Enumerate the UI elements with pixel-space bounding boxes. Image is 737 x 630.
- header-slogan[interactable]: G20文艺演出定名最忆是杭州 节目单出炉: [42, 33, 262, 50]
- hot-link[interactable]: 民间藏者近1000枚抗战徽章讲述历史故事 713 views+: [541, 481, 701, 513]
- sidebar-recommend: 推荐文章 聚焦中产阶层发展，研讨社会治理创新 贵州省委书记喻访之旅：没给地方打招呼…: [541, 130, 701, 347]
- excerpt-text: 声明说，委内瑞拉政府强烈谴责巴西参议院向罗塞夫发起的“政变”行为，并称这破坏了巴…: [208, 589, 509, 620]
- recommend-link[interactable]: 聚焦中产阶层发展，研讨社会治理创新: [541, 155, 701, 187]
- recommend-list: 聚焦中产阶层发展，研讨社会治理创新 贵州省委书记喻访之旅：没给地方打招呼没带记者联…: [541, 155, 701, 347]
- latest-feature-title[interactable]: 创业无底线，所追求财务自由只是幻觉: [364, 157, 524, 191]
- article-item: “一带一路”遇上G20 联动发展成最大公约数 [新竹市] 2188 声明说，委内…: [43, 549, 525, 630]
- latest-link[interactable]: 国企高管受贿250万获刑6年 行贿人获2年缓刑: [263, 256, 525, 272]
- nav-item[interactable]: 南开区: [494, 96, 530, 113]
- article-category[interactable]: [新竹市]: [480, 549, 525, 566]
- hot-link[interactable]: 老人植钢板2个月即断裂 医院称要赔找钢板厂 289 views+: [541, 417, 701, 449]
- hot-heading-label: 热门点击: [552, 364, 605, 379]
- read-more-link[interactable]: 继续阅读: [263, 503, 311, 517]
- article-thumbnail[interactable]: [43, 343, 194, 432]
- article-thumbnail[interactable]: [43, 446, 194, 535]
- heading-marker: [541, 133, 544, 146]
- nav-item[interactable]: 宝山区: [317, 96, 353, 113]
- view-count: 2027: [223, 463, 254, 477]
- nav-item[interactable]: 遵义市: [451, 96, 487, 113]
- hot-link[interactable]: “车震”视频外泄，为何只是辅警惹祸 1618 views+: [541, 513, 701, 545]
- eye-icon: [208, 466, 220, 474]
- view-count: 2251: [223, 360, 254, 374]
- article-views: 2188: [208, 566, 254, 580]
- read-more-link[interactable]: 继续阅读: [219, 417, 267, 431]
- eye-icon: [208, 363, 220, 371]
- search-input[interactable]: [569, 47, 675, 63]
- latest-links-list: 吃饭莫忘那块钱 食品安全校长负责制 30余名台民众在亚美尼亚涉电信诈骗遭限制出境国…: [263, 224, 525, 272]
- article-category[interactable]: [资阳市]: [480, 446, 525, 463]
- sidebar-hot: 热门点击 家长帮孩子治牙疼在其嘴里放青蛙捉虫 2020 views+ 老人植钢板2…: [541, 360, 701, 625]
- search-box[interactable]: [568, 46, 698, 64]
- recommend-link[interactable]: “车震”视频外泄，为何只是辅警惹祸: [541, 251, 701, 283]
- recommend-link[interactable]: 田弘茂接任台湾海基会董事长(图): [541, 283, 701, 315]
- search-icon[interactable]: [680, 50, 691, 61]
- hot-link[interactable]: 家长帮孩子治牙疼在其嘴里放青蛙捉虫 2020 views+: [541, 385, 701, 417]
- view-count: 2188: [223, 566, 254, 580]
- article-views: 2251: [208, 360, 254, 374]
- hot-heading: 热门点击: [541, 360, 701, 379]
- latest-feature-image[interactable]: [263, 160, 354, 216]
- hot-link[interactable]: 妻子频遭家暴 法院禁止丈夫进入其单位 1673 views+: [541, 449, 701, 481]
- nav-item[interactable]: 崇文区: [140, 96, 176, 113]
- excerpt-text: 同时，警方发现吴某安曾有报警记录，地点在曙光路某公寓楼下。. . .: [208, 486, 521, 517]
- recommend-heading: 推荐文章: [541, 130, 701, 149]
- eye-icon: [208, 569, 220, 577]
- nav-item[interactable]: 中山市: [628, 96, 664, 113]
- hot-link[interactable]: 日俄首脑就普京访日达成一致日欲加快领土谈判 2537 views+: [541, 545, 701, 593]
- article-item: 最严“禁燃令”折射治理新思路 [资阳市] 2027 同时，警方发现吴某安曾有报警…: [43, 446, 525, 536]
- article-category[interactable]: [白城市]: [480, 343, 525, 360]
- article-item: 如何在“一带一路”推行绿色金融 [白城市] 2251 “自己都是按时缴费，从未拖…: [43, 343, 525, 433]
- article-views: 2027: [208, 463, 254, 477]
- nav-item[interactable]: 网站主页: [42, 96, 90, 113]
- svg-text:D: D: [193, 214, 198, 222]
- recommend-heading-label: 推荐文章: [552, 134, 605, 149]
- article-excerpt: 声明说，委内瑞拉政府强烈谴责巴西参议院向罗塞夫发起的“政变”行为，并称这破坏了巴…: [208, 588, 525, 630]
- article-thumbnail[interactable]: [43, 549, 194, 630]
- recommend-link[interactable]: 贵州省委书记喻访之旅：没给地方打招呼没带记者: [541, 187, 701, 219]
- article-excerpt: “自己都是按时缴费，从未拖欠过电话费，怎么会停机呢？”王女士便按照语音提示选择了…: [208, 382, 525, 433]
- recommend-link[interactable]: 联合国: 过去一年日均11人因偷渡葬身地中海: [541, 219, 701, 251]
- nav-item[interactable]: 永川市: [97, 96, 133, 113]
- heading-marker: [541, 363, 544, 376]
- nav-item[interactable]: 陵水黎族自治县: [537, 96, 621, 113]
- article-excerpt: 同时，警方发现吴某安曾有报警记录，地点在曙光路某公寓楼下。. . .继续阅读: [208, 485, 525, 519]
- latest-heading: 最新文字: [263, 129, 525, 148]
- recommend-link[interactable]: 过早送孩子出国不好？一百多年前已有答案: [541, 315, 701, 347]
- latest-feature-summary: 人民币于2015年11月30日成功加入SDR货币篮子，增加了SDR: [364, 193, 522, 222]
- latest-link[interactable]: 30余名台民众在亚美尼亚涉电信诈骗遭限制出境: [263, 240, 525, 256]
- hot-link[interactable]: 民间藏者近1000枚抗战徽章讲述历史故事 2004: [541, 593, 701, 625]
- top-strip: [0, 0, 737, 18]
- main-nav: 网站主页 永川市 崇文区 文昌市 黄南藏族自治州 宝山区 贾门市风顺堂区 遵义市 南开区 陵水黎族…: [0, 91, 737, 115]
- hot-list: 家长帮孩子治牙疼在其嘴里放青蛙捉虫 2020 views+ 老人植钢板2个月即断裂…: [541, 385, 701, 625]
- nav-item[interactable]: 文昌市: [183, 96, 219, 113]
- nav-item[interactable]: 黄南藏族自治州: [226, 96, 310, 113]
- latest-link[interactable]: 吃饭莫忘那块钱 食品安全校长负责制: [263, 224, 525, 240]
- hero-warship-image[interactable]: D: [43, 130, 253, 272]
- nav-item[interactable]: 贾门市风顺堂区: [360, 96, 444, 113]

▬▬▬▬▬▬▬▬▬▬

→ **Work to be completed**: Can you repeat the stretch from the start of the data through the line that contains "155, 701, 187]", changing "bounding boxes" to "bounding rectangles" and keeping everything else the same?

→ **Solved problem**:
Enumerate the UI elements with pixel-space bounding rectangles. Image is 737 x 630.
- header-slogan[interactable]: G20文艺演出定名最忆是杭州 节目单出炉: [42, 33, 262, 50]
- hot-link[interactable]: 民间藏者近1000枚抗战徽章讲述历史故事 713 views+: [541, 481, 701, 513]
- sidebar-recommend: 推荐文章 聚焦中产阶层发展，研讨社会治理创新 贵州省委书记喻访之旅：没给地方打招呼…: [541, 130, 701, 347]
- excerpt-text: 声明说，委内瑞拉政府强烈谴责巴西参议院向罗塞夫发起的“政变”行为，并称这破坏了巴…: [208, 589, 509, 620]
- recommend-link[interactable]: 聚焦中产阶层发展，研讨社会治理创新: [541, 155, 701, 187]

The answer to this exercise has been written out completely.